Raw data
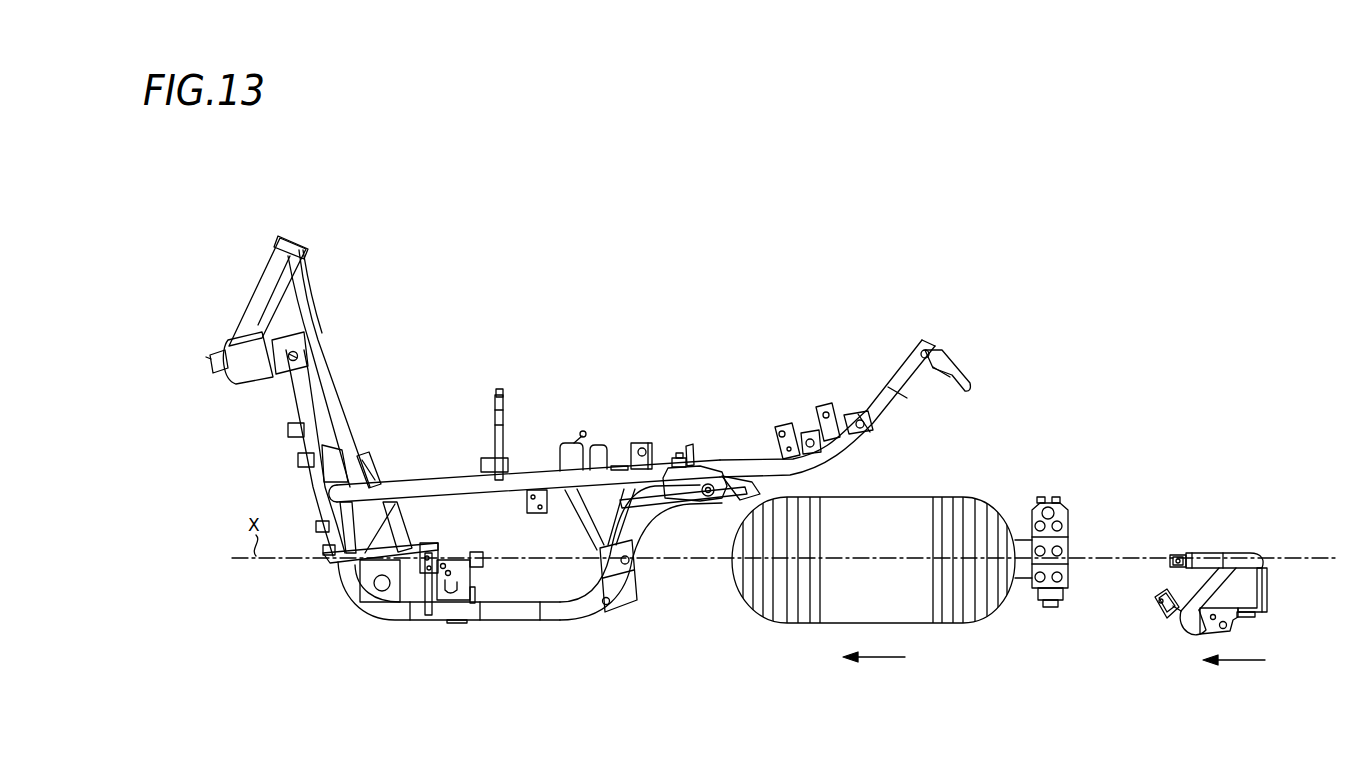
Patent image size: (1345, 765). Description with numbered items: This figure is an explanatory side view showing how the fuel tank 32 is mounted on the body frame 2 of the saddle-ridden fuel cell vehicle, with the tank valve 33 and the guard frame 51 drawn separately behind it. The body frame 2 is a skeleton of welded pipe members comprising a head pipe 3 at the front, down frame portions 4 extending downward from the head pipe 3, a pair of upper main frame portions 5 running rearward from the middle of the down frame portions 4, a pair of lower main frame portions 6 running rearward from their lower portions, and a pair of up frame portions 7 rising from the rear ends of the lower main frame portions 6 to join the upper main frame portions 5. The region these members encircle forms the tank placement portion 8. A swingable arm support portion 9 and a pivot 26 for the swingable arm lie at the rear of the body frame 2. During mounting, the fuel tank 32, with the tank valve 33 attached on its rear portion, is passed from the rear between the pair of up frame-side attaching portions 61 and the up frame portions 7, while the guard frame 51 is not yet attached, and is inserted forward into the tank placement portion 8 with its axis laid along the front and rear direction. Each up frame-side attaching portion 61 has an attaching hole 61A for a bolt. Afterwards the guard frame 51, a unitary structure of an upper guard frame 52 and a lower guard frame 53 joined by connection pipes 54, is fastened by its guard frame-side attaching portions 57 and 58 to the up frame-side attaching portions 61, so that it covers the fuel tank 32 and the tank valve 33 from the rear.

The body frame 2 is at (341, 352).
The head pipe 3 is at (268, 272).
The down frame portion 4 is at (347, 406).
The upper main frame portion 5 is at (410, 494).
The lower main frame portion 6 is at (528, 608).
The up frame portion 7 is at (613, 597).
The tank placement portion 8 is at (478, 528).
The swingable arm support portion 9 is at (745, 487).
The pivot 26 is at (714, 480).
The fuel tank 32 is at (885, 516).
The tank valve 33 is at (1060, 503).
The guard frame 51 is at (1217, 587).
The upper guard frame 52 is at (1233, 550).
The lower guard frame 53 is at (1190, 628).
The connection pipe 54 is at (1195, 580).
The guard frame-side attaching portion 57 is at (1176, 553).
The guard frame-side attaching portion 58 is at (1160, 616).
The up frame-side attaching portion 61 is at (624, 573).
The attaching hole 61A is at (630, 556).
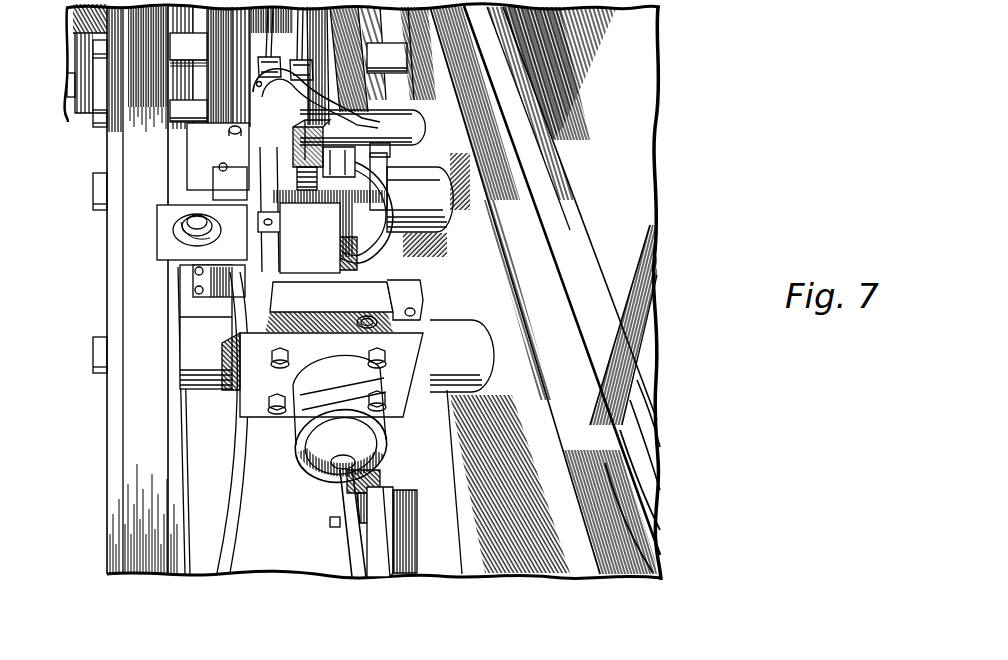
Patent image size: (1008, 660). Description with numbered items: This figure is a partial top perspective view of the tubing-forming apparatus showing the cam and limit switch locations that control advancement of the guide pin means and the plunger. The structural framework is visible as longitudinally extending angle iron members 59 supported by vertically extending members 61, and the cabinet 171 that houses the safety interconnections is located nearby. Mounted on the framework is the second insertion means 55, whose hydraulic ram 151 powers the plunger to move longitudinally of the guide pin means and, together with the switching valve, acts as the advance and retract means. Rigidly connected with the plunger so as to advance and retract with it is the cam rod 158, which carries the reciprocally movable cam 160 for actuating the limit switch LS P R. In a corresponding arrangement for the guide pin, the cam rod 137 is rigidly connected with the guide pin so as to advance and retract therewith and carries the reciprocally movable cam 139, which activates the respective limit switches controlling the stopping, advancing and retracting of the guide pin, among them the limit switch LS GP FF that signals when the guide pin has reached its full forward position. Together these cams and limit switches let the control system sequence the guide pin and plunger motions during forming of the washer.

The second insertion means 55 is at (313, 250).
The angle iron members 59 is at (568, 350).
The vertically extending members 61 is at (518, 110).
The cabinet 171 is at (616, 196).
The cam rod 158 is at (277, 187).
The cam 160 is at (347, 210).
The limit switch LS PR LS P R is at (215, 250).
The hydraulic ram 151 is at (340, 392).
The cam 139 is at (340, 477).
The cam rod 137 is at (367, 557).
The limit switch LS GP FF is at (383, 484).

Exercise instructions
Convert all the lines above into a JSON list of strings, one string per line, with blank lines skipped and the pictures left out.

Reply
[
  "Patent image size: (1345, 765). Description with numbered items: This figure is an explanatory side view showing how the fuel tank 32 is mounted on the body frame 2 of the saddle-ridden fuel cell vehicle, with the tank valve 33 and the guard frame 51 drawn separately behind it. The body frame 2 is a skeleton of welded pipe members comprising a head pipe 3 at the front, down frame portions 4 extending downward from the head pipe 3, a pair of upper main frame portions 5 running rearward from the middle of the down frame portions 4, a pair of lower main frame portions 6 running rearward from their lower portions, and a pair of up frame portions 7 rising from the rear ends of the lower main frame portions 6 to join the upper main frame portions 5. The region these members encircle forms the tank placement portion 8. A swingable arm support portion 9 and a pivot 26 for the swingable arm lie at the rear of the body frame 2. During mounting, the fuel tank 32, with the tank valve 33 attached on its rear portion, is passed from the rear between the pair of up frame-side attaching portions 61 and the up frame portions 7, while the guard frame 51 is not yet attached, and is inserted forward into the tank placement portion 8 with its axis laid along the front and rear direction. Each up frame-side attaching portion 61 has an attaching hole 61A for a bolt. Afterwards the guard frame 51, a unitary structure of an upper guard frame 52 and a lower guard frame 53 joined by connection pipes 54, is fastened by its guard frame-side attaching portions 57 and 58 to the up frame-side attaching portions 61, so that it covers the fuel tank 32 and the tank valve 33 from the rear.",
  "The body frame 2 is at (341, 352).",
  "The head pipe 3 is at (268, 272).",
  "The down frame portion 4 is at (347, 406).",
  "The upper main frame portion 5 is at (410, 494).",
  "The lower main frame portion 6 is at (528, 608).",
  "The up frame portion 7 is at (613, 597).",
  "The tank placement portion 8 is at (478, 528).",
  "The swingable arm support portion 9 is at (745, 487).",
  "The pivot 26 is at (714, 480).",
  "The fuel tank 32 is at (885, 516).",
  "The tank valve 33 is at (1060, 503).",
  "The guard frame 51 is at (1217, 587).",
  "The upper guard frame 52 is at (1233, 550).",
  "The lower guard frame 53 is at (1190, 628).",
  "The connection pipe 54 is at (1195, 580).",
  "The guard frame-side attaching portion 57 is at (1176, 553).",
  "The guard frame-side attaching portion 58 is at (1160, 616).",
  "The up frame-side attaching portion 61 is at (624, 573).",
  "The attaching hole 61A is at (630, 556).",
  "Patent image size: (1008, 660). Description with numbered items: This figure is a partial top perspective view of the tubing-forming apparatus showing the cam and limit switch locations that control advancement of the guide pin means and the plunger. The structural framework is visible as longitudinally extending angle iron members 59 supported by vertically extending members 61, and the cabinet 171 that houses the safety interconnections is located nearby. Mounted on the framework is the second insertion means 55, whose hydraulic ram 151 powers the plunger to move longitudinally of the guide pin means and, together with the switching valve, acts as the advance and retract means. Rigidly connected with the plunger so as to advance and retract with it is the cam rod 158, which carries the reciprocally movable cam 160 for actuating the limit switch LS P R. In a corresponding arrangement for the guide pin, the cam rod 137 is rigidly connected with the guide pin so as to advance and retract therewith and carries the reciprocally movable cam 139, which activates the respective limit switches controlling the stopping, advancing and retracting of the guide pin, among them the limit switch LS GP FF that signals when the guide pin has reached its full forward position. Together these cams and limit switches let the control system sequence the guide pin and plunger motions during forming of the washer.",
  "The second insertion means 55 is at (313, 250).",
  "The angle iron members 59 is at (568, 350).",
  "The vertically extending members 61 is at (518, 110).",
  "The cabinet 171 is at (616, 196).",
  "The cam rod 158 is at (277, 187).",
  "The cam 160 is at (347, 210).",
  "The limit switch LS PR LS P R is at (215, 250).",
  "The hydraulic ram 151 is at (340, 392).",
  "The cam 139 is at (340, 477).",
  "The cam rod 137 is at (367, 557).",
  "The limit switch LS GP FF is at (383, 484)."
]